Records provided:

■ ■ ■

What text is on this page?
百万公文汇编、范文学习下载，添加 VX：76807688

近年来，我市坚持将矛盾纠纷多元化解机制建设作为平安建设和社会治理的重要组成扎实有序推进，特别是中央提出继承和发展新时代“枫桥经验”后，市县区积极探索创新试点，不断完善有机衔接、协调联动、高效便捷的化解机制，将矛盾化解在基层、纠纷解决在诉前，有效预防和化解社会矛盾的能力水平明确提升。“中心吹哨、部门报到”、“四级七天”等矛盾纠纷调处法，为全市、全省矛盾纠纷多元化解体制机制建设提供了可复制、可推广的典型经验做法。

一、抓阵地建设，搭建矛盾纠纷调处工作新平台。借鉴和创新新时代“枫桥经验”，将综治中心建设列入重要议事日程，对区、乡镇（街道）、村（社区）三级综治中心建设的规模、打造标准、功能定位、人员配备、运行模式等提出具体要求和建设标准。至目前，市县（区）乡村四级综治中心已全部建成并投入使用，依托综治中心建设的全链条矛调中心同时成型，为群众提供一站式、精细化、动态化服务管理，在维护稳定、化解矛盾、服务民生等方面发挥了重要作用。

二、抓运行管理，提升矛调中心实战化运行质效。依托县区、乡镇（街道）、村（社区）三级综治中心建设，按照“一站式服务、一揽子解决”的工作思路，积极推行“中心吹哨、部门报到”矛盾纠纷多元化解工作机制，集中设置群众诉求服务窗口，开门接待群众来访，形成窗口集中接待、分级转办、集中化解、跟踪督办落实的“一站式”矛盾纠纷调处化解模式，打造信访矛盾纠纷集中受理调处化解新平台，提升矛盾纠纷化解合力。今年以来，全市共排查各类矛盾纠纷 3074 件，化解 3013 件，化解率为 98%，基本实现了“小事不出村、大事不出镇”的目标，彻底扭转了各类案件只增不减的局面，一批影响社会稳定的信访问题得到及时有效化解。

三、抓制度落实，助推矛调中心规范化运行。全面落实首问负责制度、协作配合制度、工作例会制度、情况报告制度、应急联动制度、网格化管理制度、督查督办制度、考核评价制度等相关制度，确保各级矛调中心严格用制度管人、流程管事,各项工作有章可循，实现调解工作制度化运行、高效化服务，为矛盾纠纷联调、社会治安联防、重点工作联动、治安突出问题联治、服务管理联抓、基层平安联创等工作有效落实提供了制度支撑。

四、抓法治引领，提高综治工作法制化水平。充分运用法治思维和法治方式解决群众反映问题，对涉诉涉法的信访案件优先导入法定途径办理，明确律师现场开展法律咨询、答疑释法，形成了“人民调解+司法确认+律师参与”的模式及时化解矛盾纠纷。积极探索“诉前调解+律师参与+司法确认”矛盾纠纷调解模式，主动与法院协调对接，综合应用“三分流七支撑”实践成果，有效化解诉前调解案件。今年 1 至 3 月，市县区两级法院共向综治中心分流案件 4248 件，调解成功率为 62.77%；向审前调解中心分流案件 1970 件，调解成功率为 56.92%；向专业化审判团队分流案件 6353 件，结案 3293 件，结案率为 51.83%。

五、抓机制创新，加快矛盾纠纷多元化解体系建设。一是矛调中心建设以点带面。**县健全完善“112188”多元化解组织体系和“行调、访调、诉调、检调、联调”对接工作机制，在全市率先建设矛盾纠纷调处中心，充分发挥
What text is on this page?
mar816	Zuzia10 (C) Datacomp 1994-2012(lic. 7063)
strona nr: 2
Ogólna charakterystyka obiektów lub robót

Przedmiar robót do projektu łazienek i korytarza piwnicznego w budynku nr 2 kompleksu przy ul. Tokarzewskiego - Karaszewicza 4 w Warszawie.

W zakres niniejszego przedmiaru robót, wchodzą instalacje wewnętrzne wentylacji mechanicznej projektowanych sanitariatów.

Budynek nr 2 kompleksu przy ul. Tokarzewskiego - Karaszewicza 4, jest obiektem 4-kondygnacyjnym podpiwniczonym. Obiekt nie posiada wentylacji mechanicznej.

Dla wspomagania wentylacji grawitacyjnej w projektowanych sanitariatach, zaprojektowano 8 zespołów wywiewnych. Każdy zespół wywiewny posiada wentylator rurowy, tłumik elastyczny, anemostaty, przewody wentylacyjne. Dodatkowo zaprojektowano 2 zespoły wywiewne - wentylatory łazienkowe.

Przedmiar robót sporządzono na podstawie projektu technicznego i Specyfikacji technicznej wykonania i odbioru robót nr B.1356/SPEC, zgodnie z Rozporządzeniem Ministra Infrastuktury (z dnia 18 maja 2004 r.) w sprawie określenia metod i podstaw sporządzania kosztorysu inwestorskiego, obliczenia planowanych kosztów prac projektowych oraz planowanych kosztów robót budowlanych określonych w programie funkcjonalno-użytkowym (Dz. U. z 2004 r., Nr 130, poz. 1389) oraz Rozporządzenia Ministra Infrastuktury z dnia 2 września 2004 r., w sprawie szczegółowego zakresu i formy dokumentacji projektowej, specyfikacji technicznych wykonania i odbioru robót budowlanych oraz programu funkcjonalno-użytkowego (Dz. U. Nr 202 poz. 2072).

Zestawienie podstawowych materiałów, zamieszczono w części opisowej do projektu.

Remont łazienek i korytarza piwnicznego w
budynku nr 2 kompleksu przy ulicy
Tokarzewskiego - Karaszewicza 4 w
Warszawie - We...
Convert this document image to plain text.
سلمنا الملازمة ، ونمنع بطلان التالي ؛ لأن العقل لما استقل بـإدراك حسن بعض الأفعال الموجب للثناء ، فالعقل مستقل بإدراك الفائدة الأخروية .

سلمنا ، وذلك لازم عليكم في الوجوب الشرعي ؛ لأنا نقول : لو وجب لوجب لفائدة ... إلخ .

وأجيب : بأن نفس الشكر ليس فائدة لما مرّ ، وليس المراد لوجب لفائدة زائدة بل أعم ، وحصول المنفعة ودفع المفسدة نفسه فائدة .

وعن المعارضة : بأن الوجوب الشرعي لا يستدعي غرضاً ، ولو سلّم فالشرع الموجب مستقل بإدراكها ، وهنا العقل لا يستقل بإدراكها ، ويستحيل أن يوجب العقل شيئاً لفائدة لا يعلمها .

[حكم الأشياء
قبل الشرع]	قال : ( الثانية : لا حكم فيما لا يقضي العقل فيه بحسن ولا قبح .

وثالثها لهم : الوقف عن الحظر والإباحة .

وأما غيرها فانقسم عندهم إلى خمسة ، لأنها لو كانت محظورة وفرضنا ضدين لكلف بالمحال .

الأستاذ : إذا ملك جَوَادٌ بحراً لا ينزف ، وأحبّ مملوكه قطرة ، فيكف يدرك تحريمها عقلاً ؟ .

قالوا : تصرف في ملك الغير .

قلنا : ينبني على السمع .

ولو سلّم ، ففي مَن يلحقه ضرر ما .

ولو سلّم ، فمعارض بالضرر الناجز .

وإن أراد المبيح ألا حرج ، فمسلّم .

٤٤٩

■ ■ ■

What you are asked to do:
Transcribe the whole listing exactly.

Task response:
What text is on this page?
百万公文汇编、范文学习下载，添加 VX：76807688

近年来，我市坚持将矛盾纠纷多元化解机制建设作为平安建设和社会治理的重要组成扎实有序推进，特别是中央提出继承和发展新时代“枫桥经验”后，市县区积极探索创新试点，不断完善有机衔接、协调联动、高效便捷的化解机制，将矛盾化解在基层、纠纷解决在诉前，有效预防和化解社会矛盾的能力水平明确提升。“中心吹哨、部门报到”、“四级七天”等矛盾纠纷调处法，为全市、全省矛盾纠纷多元化解体制机制建设提供了可复制、可推广的典型经验做法。

一、抓阵地建设，搭建矛盾纠纷调处工作新平台。借鉴和创新新时代“枫桥经验”，将综治中心建设列入重要议事日程，对区、乡镇（街道）、村（社区）三级综治中心建设的规模、打造标准、功能定位、人员配备、运行模式等提出具体要求和建设标准。至目前，市县（区）乡村四级综治中心已全部建成并投入使用，依托综治中心建设的全链条矛调中心同时成型，为群众提供一站式、精细化、动态化服务管理，在维护稳定、化解矛盾、服务民生等方面发挥了重要作用。

二、抓运行管理，提升矛调中心实战化运行质效。依托县区、乡镇（街道）、村（社区）三级综治中心建设，按照“一站式服务、一揽子解决”的工作思路，积极推行“中心吹哨、部门报到”矛盾纠纷多元化解工作机制，集中设置群众诉求服务窗口，开门接待群众来访，形成窗口集中接待、分级转办、集中化解、跟踪督办落实的“一站式”矛盾纠纷调处化解模式，打造信访矛盾纠纷集中受理调处化解新平台，提升矛盾纠纷化解合力。今年以来，全市共排查各类矛盾纠纷 3074 件，化解 3013 件，化解率为 98%，基本实现了“小事不出村、大事不出镇”的目标，彻底扭转了各类案件只增不减的局面，一批影响社会稳定的信访问题得到及时有效化解。

三、抓制度落实，助推矛调中心规范化运行。全面落实首问负责制度、协作配合制度、工作例会制度、情况报告制度、应急联动制度、网格化管理制度、督查督办制度、考核评价制度等相关制度，确保各级矛调中心严格用制度管人、流程管事,各项工作有章可循，实现调解工作制度化运行、高效化服务，为矛盾纠纷联调、社会治安联防、重点工作联动、治安突出问题联治、服务管理联抓、基层平安联创等工作有效落实提供了制度支撑。

四、抓法治引领，提高综治工作法制化水平。充分运用法治思维和法治方式解决群众反映问题，对涉诉涉法的信访案件优先导入法定途径办理，明确律师现场开展法律咨询、答疑释法，形成了“人民调解+司法确认+律师参与”的模式及时化解矛盾纠纷。积极探索“诉前调解+律师参与+司法确认”矛盾纠纷调解模式，主动与法院协调对接，综合应用“三分流七支撑”实践成果，有效化解诉前调解案件。今年 1 至 3 月，市县区两级法院共向综治中心分流案件 4248 件，调解成功率为 62.77%；向审前调解中心分流案件 1970 件，调解成功率为 56.92%；向专业化审判团队分流案件 6353 件，结案 3293 件，结案率为 51.83%。

五、抓机制创新，加快矛盾纠纷多元化解体系建设。一是矛调中心建设以点带面。**县健全完善“112188”多元化解组织体系和“行调、访调、诉调、检调、联调”对接工作机制，在全市率先建设矛盾纠纷调处中心，充分发挥
What text is on this page?
mar816	Zuzia10 (C) Datacomp 1994-2012(lic. 7063)
strona nr: 2
Ogólna charakterystyka obiektów lub robót

Przedmiar robót do projektu łazienek i korytarza piwnicznego w budynku nr 2 kompleksu przy ul. Tokarzewskiego - Karaszewicza 4 w Warszawie.

W zakres niniejszego przedmiaru robót, wchodzą instalacje wewnętrzne wentylacji mechanicznej projektowanych sanitariatów.

Budynek nr 2 kompleksu przy ul. Tokarzewskiego - Karaszewicza 4, jest obiektem 4-kondygnacyjnym podpiwniczonym. Obiekt nie posiada wentylacji mechanicznej.

Dla wspomagania wentylacji grawitacyjnej w projektowanych sanitariatach, zaprojektowano 8 zespołów wywiewnych. Każdy zespół wywiewny posiada wentylator rurowy, tłumik elastyczny, anemostaty, przewody wentylacyjne. Dodatkowo zaprojektowano 2 zespoły wywiewne - wentylatory łazienkowe.

Przedmiar robót sporządzono na podstawie projektu technicznego i Specyfikacji technicznej wykonania i odbioru robót nr B.1356/SPEC, zgodnie z Rozporządzeniem Ministra Infrastuktury (z dnia 18 maja 2004 r.) w sprawie określenia metod i podstaw sporządzania kosztorysu inwestorskiego, obliczenia planowanych kosztów prac projektowych oraz planowanych kosztów robót budowlanych określonych w programie funkcjonalno-użytkowym (Dz. U. z 2004 r., Nr 130, poz. 1389) oraz Rozporządzenia Ministra Infrastuktury z dnia 2 września 2004 r., w sprawie szczegółowego zakresu i formy dokumentacji projektowej, specyfikacji technicznych wykonania i odbioru robót budowlanych oraz programu funkcjonalno-użytkowego (Dz. U. Nr 202 poz. 2072).

Zestawienie podstawowych materiałów, zamieszczono w części opisowej do projektu.

Remont łazienek i korytarza piwnicznego w
budynku nr 2 kompleksu przy ulicy
Tokarzewskiego - Karaszewicza 4 w
Warszawie - We...
Convert this document image to plain text.
سلمنا الملازمة ، ونمنع بطلان التالي ؛ لأن العقل لما استقل بـإدراك حسن بعض الأفعال الموجب للثناء ، فالعقل مستقل بإدراك الفائدة الأخروية .

سلمنا ، وذلك لازم عليكم في الوجوب الشرعي ؛ لأنا نقول : لو وجب لوجب لفائدة ... إلخ .

وأجيب : بأن نفس الشكر ليس فائدة لما مرّ ، وليس المراد لوجب لفائدة زائدة بل أعم ، وحصول المنفعة ودفع المفسدة نفسه فائدة .

وعن المعارضة : بأن الوجوب الشرعي لا يستدعي غرضاً ، ولو سلّم فالشرع الموجب مستقل بإدراكها ، وهنا العقل لا يستقل بإدراكها ، ويستحيل أن يوجب العقل شيئاً لفائدة لا يعلمها .

[حكم الأشياء
قبل الشرع]	قال : ( الثانية : لا حكم فيما لا يقضي العقل فيه بحسن ولا قبح .

وثالثها لهم : الوقف عن الحظر والإباحة .

وأما غيرها فانقسم عندهم إلى خمسة ، لأنها لو كانت محظورة وفرضنا ضدين لكلف بالمحال .

الأستاذ : إذا ملك جَوَادٌ بحراً لا ينزف ، وأحبّ مملوكه قطرة ، فيكف يدرك تحريمها عقلاً ؟ .

قالوا : تصرف في ملك الغير .

قلنا : ينبني على السمع .

ولو سلّم ، ففي مَن يلحقه ضرر ما .

ولو سلّم ، فمعارض بالضرر الناجز .

وإن أراد المبيح ألا حرج ، فمسلّم .

٤٤٩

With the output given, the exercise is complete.